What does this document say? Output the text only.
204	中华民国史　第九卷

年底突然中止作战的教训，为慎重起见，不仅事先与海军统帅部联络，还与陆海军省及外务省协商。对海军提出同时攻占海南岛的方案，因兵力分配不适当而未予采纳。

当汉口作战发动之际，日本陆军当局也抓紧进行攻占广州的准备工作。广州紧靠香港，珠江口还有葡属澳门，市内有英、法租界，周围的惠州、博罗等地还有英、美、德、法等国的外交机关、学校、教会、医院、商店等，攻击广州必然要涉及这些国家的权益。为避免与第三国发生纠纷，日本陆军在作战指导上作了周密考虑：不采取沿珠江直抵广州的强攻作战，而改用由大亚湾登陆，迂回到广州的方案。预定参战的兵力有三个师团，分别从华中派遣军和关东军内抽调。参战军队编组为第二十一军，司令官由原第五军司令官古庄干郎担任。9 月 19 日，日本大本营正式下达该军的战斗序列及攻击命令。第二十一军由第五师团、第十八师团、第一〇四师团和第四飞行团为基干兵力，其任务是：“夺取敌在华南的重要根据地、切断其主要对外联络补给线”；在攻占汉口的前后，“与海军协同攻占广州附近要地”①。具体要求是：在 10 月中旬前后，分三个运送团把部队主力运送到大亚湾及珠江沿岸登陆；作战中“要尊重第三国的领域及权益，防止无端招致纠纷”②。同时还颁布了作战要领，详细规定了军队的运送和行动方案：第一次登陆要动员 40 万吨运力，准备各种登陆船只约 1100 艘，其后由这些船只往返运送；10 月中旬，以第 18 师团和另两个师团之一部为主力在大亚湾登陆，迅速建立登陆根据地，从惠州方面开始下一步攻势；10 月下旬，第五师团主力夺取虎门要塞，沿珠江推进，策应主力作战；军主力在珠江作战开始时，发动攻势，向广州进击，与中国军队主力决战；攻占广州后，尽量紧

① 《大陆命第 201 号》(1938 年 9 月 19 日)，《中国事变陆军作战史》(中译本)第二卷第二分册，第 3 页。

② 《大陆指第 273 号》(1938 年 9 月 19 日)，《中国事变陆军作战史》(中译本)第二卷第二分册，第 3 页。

++++++++++++++++++++

[Problem details]: Repeat the data above exactly.

[Task result]:
What does this document say? Output the text only.
204	中华民国史　第九卷

年底突然中止作战的教训，为慎重起见，不仅事先与海军统帅部联络，还与陆海军省及外务省协商。对海军提出同时攻占海南岛的方案，因兵力分配不适当而未予采纳。

当汉口作战发动之际，日本陆军当局也抓紧进行攻占广州的准备工作。广州紧靠香港，珠江口还有葡属澳门，市内有英、法租界，周围的惠州、博罗等地还有英、美、德、法等国的外交机关、学校、教会、医院、商店等，攻击广州必然要涉及这些国家的权益。为避免与第三国发生纠纷，日本陆军在作战指导上作了周密考虑：不采取沿珠江直抵广州的强攻作战，而改用由大亚湾登陆，迂回到广州的方案。预定参战的兵力有三个师团，分别从华中派遣军和关东军内抽调。参战军队编组为第二十一军，司令官由原第五军司令官古庄干郎担任。9 月 19 日，日本大本营正式下达该军的战斗序列及攻击命令。第二十一军由第五师团、第十八师团、第一〇四师团和第四飞行团为基干兵力，其任务是：“夺取敌在华南的重要根据地、切断其主要对外联络补给线”；在攻占汉口的前后，“与海军协同攻占广州附近要地”①。具体要求是：在 10 月中旬前后，分三个运送团把部队主力运送到大亚湾及珠江沿岸登陆；作战中“要尊重第三国的领域及权益，防止无端招致纠纷”②。同时还颁布了作战要领，详细规定了军队的运送和行动方案：第一次登陆要动员 40 万吨运力，准备各种登陆船只约 1100 艘，其后由这些船只往返运送；10 月中旬，以第 18 师团和另两个师团之一部为主力在大亚湾登陆，迅速建立登陆根据地，从惠州方面开始下一步攻势；10 月下旬，第五师团主力夺取虎门要塞，沿珠江推进，策应主力作战；军主力在珠江作战开始时，发动攻势，向广州进击，与中国军队主力决战；攻占广州后，尽量紧

① 《大陆命第 201 号》(1938 年 9 月 19 日)，《中国事变陆军作战史》(中译本)第二卷第二分册，第 3 页。

② 《大陆指第 273 号》(1938 年 9 月 19 日)，《中国事变陆军作战史》(中译本)第二卷第二分册，第 3 页。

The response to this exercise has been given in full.